Objective: Work out how many lines include "JSON" and answer with that number only.

Entries shown:
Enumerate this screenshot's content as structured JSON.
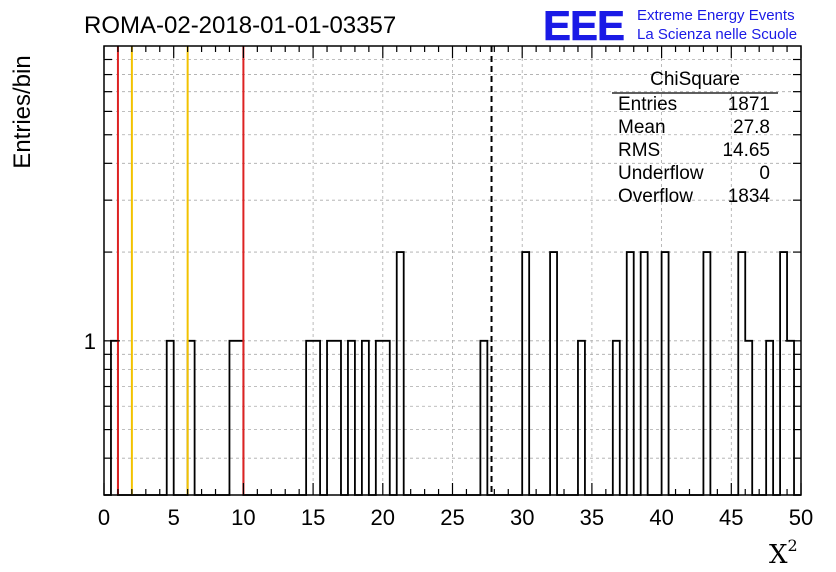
{
  "chart_data": {
    "type": "histogram",
    "title": "ROMA-02-2018-01-01-03357",
    "xlabel": "X",
    "xlabel_superscript": "2",
    "ylabel": "Entries/bin",
    "xlim": [
      0,
      50
    ],
    "ylim_log": [
      0.3,
      10
    ],
    "y_scale": "log",
    "x_ticks": [
      "0",
      "5",
      "10",
      "15",
      "20",
      "25",
      "30",
      "35",
      "40",
      "45",
      "50"
    ],
    "y_tick_labels": [
      "1"
    ],
    "grid": true,
    "bin_width": 0.5,
    "bins": [
      {
        "x0": 0.5,
        "y": 1
      },
      {
        "x0": 4.5,
        "y": 1
      },
      {
        "x0": 6.0,
        "y": 1
      },
      {
        "x0": 9.0,
        "y": 1
      },
      {
        "x0": 9.5,
        "y": 1
      },
      {
        "x0": 14.5,
        "y": 1
      },
      {
        "x0": 15.0,
        "y": 1
      },
      {
        "x0": 16.0,
        "y": 1
      },
      {
        "x0": 16.5,
        "y": 1
      },
      {
        "x0": 17.5,
        "y": 1
      },
      {
        "x0": 18.5,
        "y": 1
      },
      {
        "x0": 19.5,
        "y": 1
      },
      {
        "x0": 20.0,
        "y": 1
      },
      {
        "x0": 21.0,
        "y": 2
      },
      {
        "x0": 27.0,
        "y": 1
      },
      {
        "x0": 30.0,
        "y": 2
      },
      {
        "x0": 32.0,
        "y": 2
      },
      {
        "x0": 34.0,
        "y": 1
      },
      {
        "x0": 36.5,
        "y": 1
      },
      {
        "x0": 37.5,
        "y": 2
      },
      {
        "x0": 38.5,
        "y": 2
      },
      {
        "x0": 40.0,
        "y": 2
      },
      {
        "x0": 43.0,
        "y": 2
      },
      {
        "x0": 45.5,
        "y": 2
      },
      {
        "x0": 46.0,
        "y": 1
      },
      {
        "x0": 47.5,
        "y": 1
      },
      {
        "x0": 48.5,
        "y": 2
      },
      {
        "x0": 49.0,
        "y": 1
      }
    ],
    "vertical_lines": [
      {
        "x": 1.0,
        "color": "#dd2222"
      },
      {
        "x": 2.0,
        "color": "#f2c200"
      },
      {
        "x": 6.0,
        "color": "#f2c200"
      },
      {
        "x": 10.0,
        "color": "#dd2222"
      },
      {
        "x": 27.8,
        "color": "#000000",
        "dashed": true
      }
    ],
    "stats": {
      "title": "ChiSquare",
      "rows": [
        {
          "label": "Entries",
          "value": "1871"
        },
        {
          "label": "Mean",
          "value": "27.8"
        },
        {
          "label": "RMS",
          "value": "14.65"
        },
        {
          "label": "Underflow",
          "value": "0"
        },
        {
          "label": "Overflow",
          "value": "1834"
        }
      ]
    }
  },
  "logo": {
    "mark": "EEE",
    "line1": "Extreme Energy Events",
    "line2": "La Scienza nelle Scuole",
    "color": "#1a1ae6"
  }
}
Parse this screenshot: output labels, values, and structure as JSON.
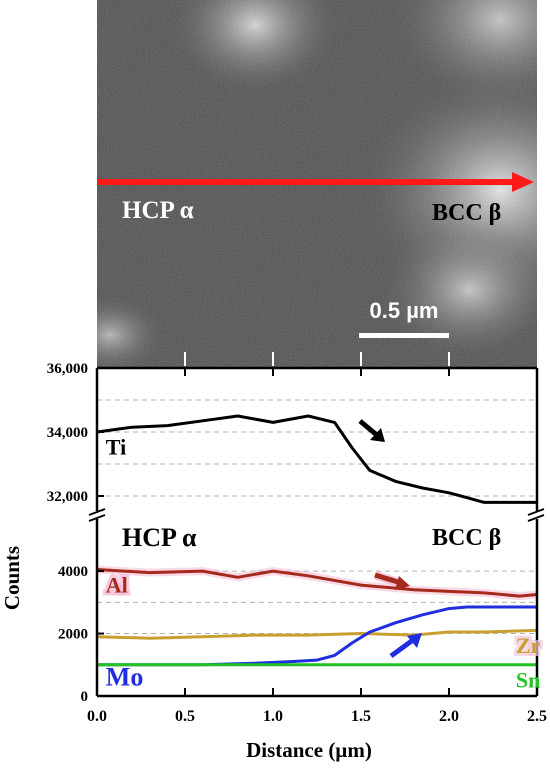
{
  "micrograph": {
    "phase_left": "HCP α",
    "phase_right": "BCC β",
    "scale_bar_label": "0.5 µm",
    "colors": {
      "scan_arrow": "#ff1a1a"
    }
  },
  "chart_data": {
    "type": "line",
    "xlabel": "Distance (µm)",
    "ylabel": "Counts",
    "xlim": [
      0,
      2.5
    ],
    "x_ticks": [
      0,
      0.5,
      1.0,
      1.5,
      2.0,
      2.5
    ],
    "x_tick_labels": [
      "0.0",
      "0.5",
      "1.0",
      "1.5",
      "2.0",
      "2.5"
    ],
    "upper_panel": {
      "ylim": [
        31500,
        36000
      ],
      "y_ticks": [
        32000,
        34000,
        36000
      ],
      "y_tick_labels": [
        "32,000",
        "34,000",
        "36,000"
      ],
      "gridlines": [
        32000,
        33000,
        34000,
        35000
      ],
      "series": [
        {
          "name": "Ti",
          "color": "#000000",
          "x": [
            0,
            0.2,
            0.4,
            0.6,
            0.8,
            1.0,
            1.2,
            1.35,
            1.45,
            1.55,
            1.7,
            1.85,
            2.0,
            2.1,
            2.2,
            2.3,
            2.5
          ],
          "values": [
            34000,
            34150,
            34200,
            34350,
            34500,
            34300,
            34500,
            34300,
            33500,
            32800,
            32450,
            32250,
            32100,
            31950,
            31800,
            31800,
            31800
          ]
        }
      ]
    },
    "lower_panel": {
      "ylim": [
        0,
        5700
      ],
      "y_ticks": [
        0,
        2000,
        4000
      ],
      "y_tick_labels": [
        "0",
        "2000",
        "4000"
      ],
      "gridlines": [
        1000,
        2000,
        3000,
        4000
      ],
      "series": [
        {
          "name": "Al",
          "color": "#a52a1c",
          "x": [
            0,
            0.3,
            0.6,
            0.8,
            1.0,
            1.2,
            1.5,
            1.8,
            2.0,
            2.2,
            2.4,
            2.5
          ],
          "values": [
            4050,
            3950,
            4000,
            3800,
            4000,
            3850,
            3550,
            3400,
            3350,
            3300,
            3200,
            3250
          ]
        },
        {
          "name": "Zr",
          "color": "#c8a030",
          "x": [
            0,
            0.3,
            0.6,
            0.9,
            1.2,
            1.5,
            1.8,
            2.0,
            2.2,
            2.5
          ],
          "values": [
            1900,
            1850,
            1900,
            1950,
            1950,
            2000,
            1950,
            2050,
            2050,
            2100
          ]
        },
        {
          "name": "Mo",
          "color": "#1f2ee0",
          "x": [
            0,
            0.3,
            0.6,
            0.9,
            1.1,
            1.25,
            1.35,
            1.45,
            1.55,
            1.7,
            1.85,
            2.0,
            2.1,
            2.2,
            2.35,
            2.5
          ],
          "values": [
            1000,
            1000,
            1000,
            1050,
            1100,
            1150,
            1300,
            1700,
            2050,
            2350,
            2600,
            2800,
            2850,
            2850,
            2850,
            2850
          ]
        },
        {
          "name": "Sn",
          "color": "#22c222",
          "x": [
            0,
            0.5,
            1.0,
            1.5,
            2.0,
            2.5
          ],
          "values": [
            1000,
            1000,
            1000,
            1000,
            1000,
            1000
          ]
        }
      ]
    },
    "annotations": {
      "phase_left": "HCP α",
      "phase_right": "BCC β"
    }
  }
}
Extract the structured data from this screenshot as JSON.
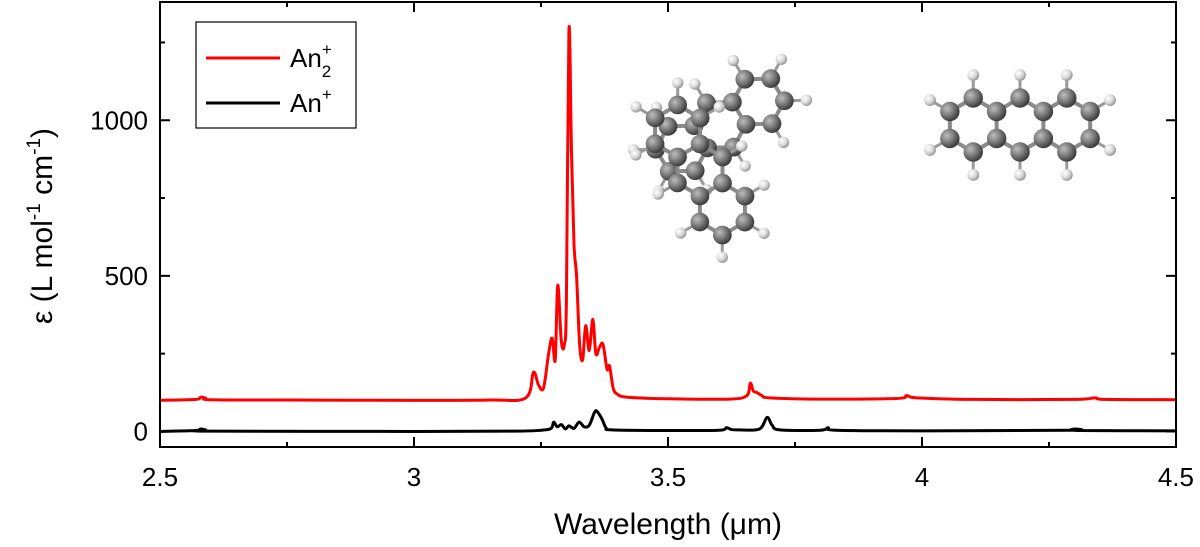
{
  "chart_data": {
    "type": "line",
    "title": "",
    "xlabel": "Wavelength (μm)",
    "ylabel_parts": [
      "ε (L mol",
      "-1",
      " cm",
      "-1",
      ")"
    ],
    "xlim": [
      2.5,
      4.5
    ],
    "ylim": [
      -50,
      1380
    ],
    "x_ticks": [
      2.5,
      3,
      3.5,
      4,
      4.5
    ],
    "x_tick_labels": [
      "2.5",
      "3",
      "3.5",
      "4",
      "4.5"
    ],
    "y_ticks": [
      0,
      500,
      1000
    ],
    "y_tick_labels": [
      "0",
      "500",
      "1000"
    ],
    "grid": false,
    "legend_placement": "top-left",
    "legend": [
      {
        "base": "An",
        "sub": "2",
        "sup": "+",
        "color": "#ff0000"
      },
      {
        "base": "An",
        "sub": "",
        "sup": "+",
        "color": "#000000"
      }
    ],
    "series": [
      {
        "color": "#ff0000",
        "points": [
          [
            2.5,
            100
          ],
          [
            2.57,
            103
          ],
          [
            2.58,
            110
          ],
          [
            2.59,
            107
          ],
          [
            2.6,
            102
          ],
          [
            2.75,
            101
          ],
          [
            3.0,
            100
          ],
          [
            3.15,
            101
          ],
          [
            3.22,
            108
          ],
          [
            3.235,
            190
          ],
          [
            3.245,
            150
          ],
          [
            3.255,
            140
          ],
          [
            3.265,
            250
          ],
          [
            3.272,
            300
          ],
          [
            3.278,
            230
          ],
          [
            3.283,
            470
          ],
          [
            3.29,
            290
          ],
          [
            3.296,
            280
          ],
          [
            3.3,
            420
          ],
          [
            3.305,
            1290
          ],
          [
            3.31,
            900
          ],
          [
            3.315,
            600
          ],
          [
            3.32,
            500
          ],
          [
            3.326,
            280
          ],
          [
            3.332,
            230
          ],
          [
            3.338,
            340
          ],
          [
            3.345,
            260
          ],
          [
            3.352,
            360
          ],
          [
            3.358,
            250
          ],
          [
            3.365,
            270
          ],
          [
            3.372,
            280
          ],
          [
            3.38,
            200
          ],
          [
            3.385,
            210
          ],
          [
            3.392,
            140
          ],
          [
            3.4,
            120
          ],
          [
            3.42,
            110
          ],
          [
            3.5,
            105
          ],
          [
            3.62,
            104
          ],
          [
            3.655,
            115
          ],
          [
            3.662,
            155
          ],
          [
            3.668,
            130
          ],
          [
            3.675,
            125
          ],
          [
            3.685,
            115
          ],
          [
            3.7,
            108
          ],
          [
            3.8,
            104
          ],
          [
            3.95,
            106
          ],
          [
            3.97,
            115
          ],
          [
            3.99,
            108
          ],
          [
            4.1,
            103
          ],
          [
            4.3,
            103
          ],
          [
            4.34,
            108
          ],
          [
            4.36,
            103
          ],
          [
            4.5,
            102
          ]
        ]
      },
      {
        "color": "#000000",
        "points": [
          [
            2.5,
            0
          ],
          [
            2.57,
            3
          ],
          [
            2.58,
            8
          ],
          [
            2.59,
            5
          ],
          [
            2.6,
            1
          ],
          [
            3.0,
            0
          ],
          [
            3.2,
            1
          ],
          [
            3.25,
            4
          ],
          [
            3.27,
            10
          ],
          [
            3.275,
            30
          ],
          [
            3.282,
            15
          ],
          [
            3.29,
            22
          ],
          [
            3.298,
            8
          ],
          [
            3.305,
            18
          ],
          [
            3.315,
            10
          ],
          [
            3.325,
            30
          ],
          [
            3.335,
            15
          ],
          [
            3.345,
            20
          ],
          [
            3.355,
            60
          ],
          [
            3.36,
            65
          ],
          [
            3.37,
            40
          ],
          [
            3.378,
            12
          ],
          [
            3.39,
            5
          ],
          [
            3.5,
            3
          ],
          [
            3.6,
            4
          ],
          [
            3.615,
            12
          ],
          [
            3.625,
            6
          ],
          [
            3.64,
            5
          ],
          [
            3.68,
            8
          ],
          [
            3.695,
            45
          ],
          [
            3.705,
            20
          ],
          [
            3.72,
            5
          ],
          [
            3.8,
            4
          ],
          [
            3.815,
            12
          ],
          [
            3.83,
            4
          ],
          [
            4.0,
            2
          ],
          [
            4.29,
            4
          ],
          [
            4.3,
            8
          ],
          [
            4.31,
            3
          ],
          [
            4.5,
            2
          ]
        ]
      }
    ]
  }
}
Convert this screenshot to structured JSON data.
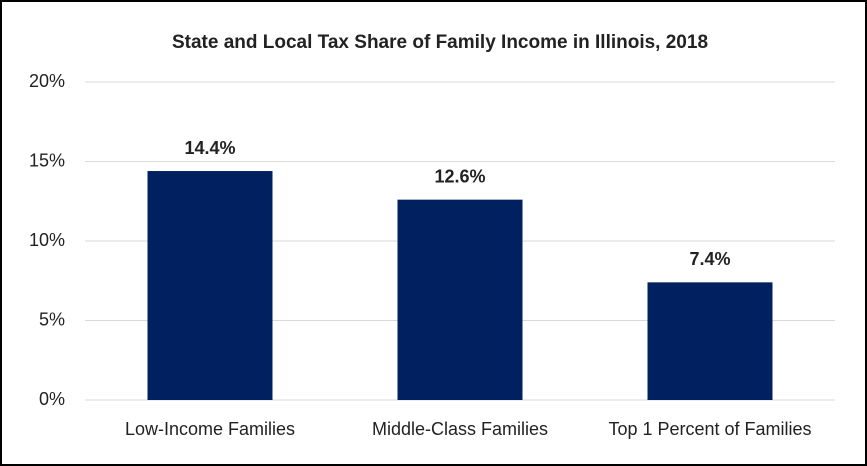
{
  "chart_data": {
    "type": "bar",
    "title": "State and Local Tax Share of Family Income in Illinois, 2018",
    "categories": [
      "Low-Income Families",
      "Middle-Class Families",
      "Top 1 Percent of Families"
    ],
    "values": [
      14.4,
      12.6,
      7.4
    ],
    "value_labels": [
      "14.4%",
      "12.6%",
      "7.4%"
    ],
    "color": "#002060",
    "ylim": [
      0,
      20
    ],
    "yticks": [
      {
        "value": 0,
        "label": "0%"
      },
      {
        "value": 5,
        "label": "5%"
      },
      {
        "value": 10,
        "label": "10%"
      },
      {
        "value": 15,
        "label": "15%"
      },
      {
        "value": 20,
        "label": "20%"
      }
    ],
    "grid": true
  }
}
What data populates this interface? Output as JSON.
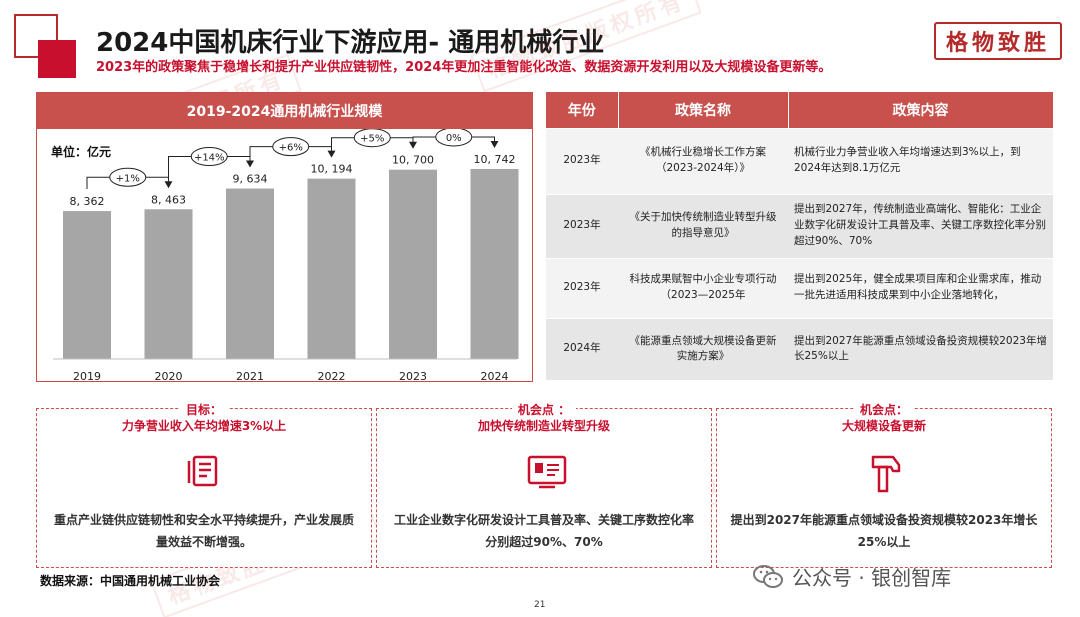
{
  "header": {
    "title": "2024中国机床行业下游应用- 通用机械行业",
    "subtitle": "2023年的政策聚焦于稳增长和提升产业供应链韧性，2024年更加注重智能化改造、数据资源开发利用以及大规模设备更新等。",
    "logo_text": "格物致胜"
  },
  "chart_panel": {
    "title": "2019-2024通用机械行业规模",
    "unit": "单位：亿元"
  },
  "chart_data": {
    "type": "bar",
    "title": "2019-2024通用机械行业规模",
    "categories": [
      "2019",
      "2020",
      "2021",
      "2022",
      "2023",
      "2024"
    ],
    "values": [
      8362,
      8463,
      9634,
      10194,
      10700,
      10742
    ],
    "value_labels": [
      "8, 362",
      "8, 463",
      "9, 634",
      "10, 194",
      "10, 700",
      "10, 742"
    ],
    "growth_labels": [
      "+1%",
      "+14%",
      "+6%",
      "+5%",
      "0%"
    ],
    "ylim": [
      0,
      13000
    ],
    "grid": false,
    "bar_color": "#a6a6a6"
  },
  "policy_table": {
    "headers": [
      "年份",
      "政策名称",
      "政策内容"
    ],
    "rows": [
      {
        "year": "2023年",
        "name": "《机械行业稳增长工作方案（2023-2024年）》",
        "content": "机械行业力争营业收入年均增速达到3%以上，到2024年达到8.1万亿元"
      },
      {
        "year": "2023年",
        "name": "《关于加快传统制造业转型升级的指导意见》",
        "content": "提出到2027年，传统制造业高端化、智能化：工业企业数字化研发设计工具普及率、关键工序数控化率分别超过90%、70%"
      },
      {
        "year": "2023年",
        "name": "科技成果赋智中小企业专项行动（2023—2025年",
        "content": "提出到2025年，健全成果项目库和企业需求库，推动一批先进适用科技成果到中小企业落地转化，"
      },
      {
        "year": "2024年",
        "name": "《能源重点领域大规模设备更新实施方案》",
        "content": "提出到2027年能源重点领域设备投资规模较2023年增长25%以上"
      }
    ]
  },
  "cards": [
    {
      "title_line1": "目标：",
      "title_line2": "力争营业收入年均增速3%以上",
      "icon": "document-list-icon",
      "text": "重点产业链供应链韧性和安全水平持续提升，产业发展质量效益不断增强。"
    },
    {
      "title_line1": "机会点 ：",
      "title_line2": "加快传统制造业转型升级",
      "icon": "certificate-icon",
      "text": "工业企业数字化研发设计工具普及率、关键工序数控化率分别超过90%、70%"
    },
    {
      "title_line1": "机会点：",
      "title_line2": "大规模设备更新",
      "icon": "hammer-icon",
      "text": "提出到2027年能源重点领域设备投资规模较2023年增长25%以上"
    }
  ],
  "footer": {
    "source": "数据来源：中国通用机械工业协会",
    "page_number": "21",
    "wechat": "公众号 · 银创智库"
  },
  "watermark_text": "格物致胜版权所有",
  "colors": {
    "accent": "#c8102e",
    "header_bg": "#c8504d",
    "bar": "#a6a6a6"
  }
}
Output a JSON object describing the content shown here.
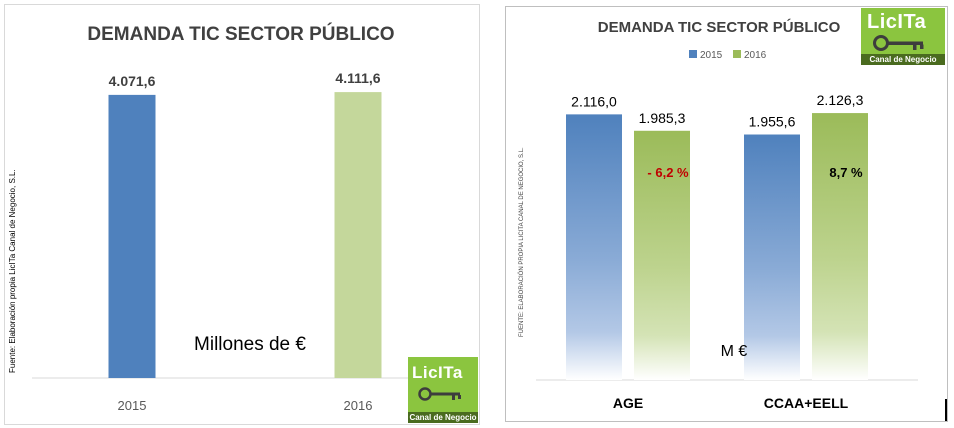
{
  "chart_data": [
    {
      "type": "bar",
      "title": "DEMANDA TIC SECTOR PÚBLICO",
      "categories": [
        "2015",
        "2016"
      ],
      "values": [
        4071.6,
        4111.6
      ],
      "value_labels": [
        "4.071,6",
        "4.111,6"
      ],
      "colors": [
        "#4f81bd",
        "#c4d79b"
      ],
      "unit_label": "Millones de €",
      "source": "Fuente: Elaboración propia LicITa Canal de Negocio, S.L.",
      "ylim": [
        0,
        4300
      ],
      "grid": false
    },
    {
      "type": "bar",
      "title": "DEMANDA TIC SECTOR PÚBLICO",
      "categories": [
        "AGE",
        "CCAA+EELL"
      ],
      "series": [
        {
          "name": "2015",
          "values": [
            2116.0,
            1955.6
          ],
          "value_labels": [
            "2.116,0",
            "1.955,6"
          ],
          "color": "#4f81bd"
        },
        {
          "name": "2016",
          "values": [
            1985.3,
            2126.3
          ],
          "value_labels": [
            "1.985,3",
            "2.126,3"
          ],
          "color": "#9bbb59"
        }
      ],
      "annotations": [
        {
          "text": "- 6,2 %",
          "category": "AGE",
          "color": "#c00000"
        },
        {
          "text": "8,7 %",
          "category": "CCAA+EELL",
          "color": "#000000"
        }
      ],
      "unit_label": "M €",
      "source": "FUENTE: ELABORACIÓN PROPIA LICITA CANAL DE NEGOCIO, S.L.",
      "ylim": [
        0,
        2350
      ],
      "legend": "top",
      "grid": false
    }
  ],
  "logos": {
    "word": "LicITa",
    "sub": "Canal de Negocio",
    "color": "#8bc53f",
    "dark": "#4a6b1f"
  }
}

Task result: 6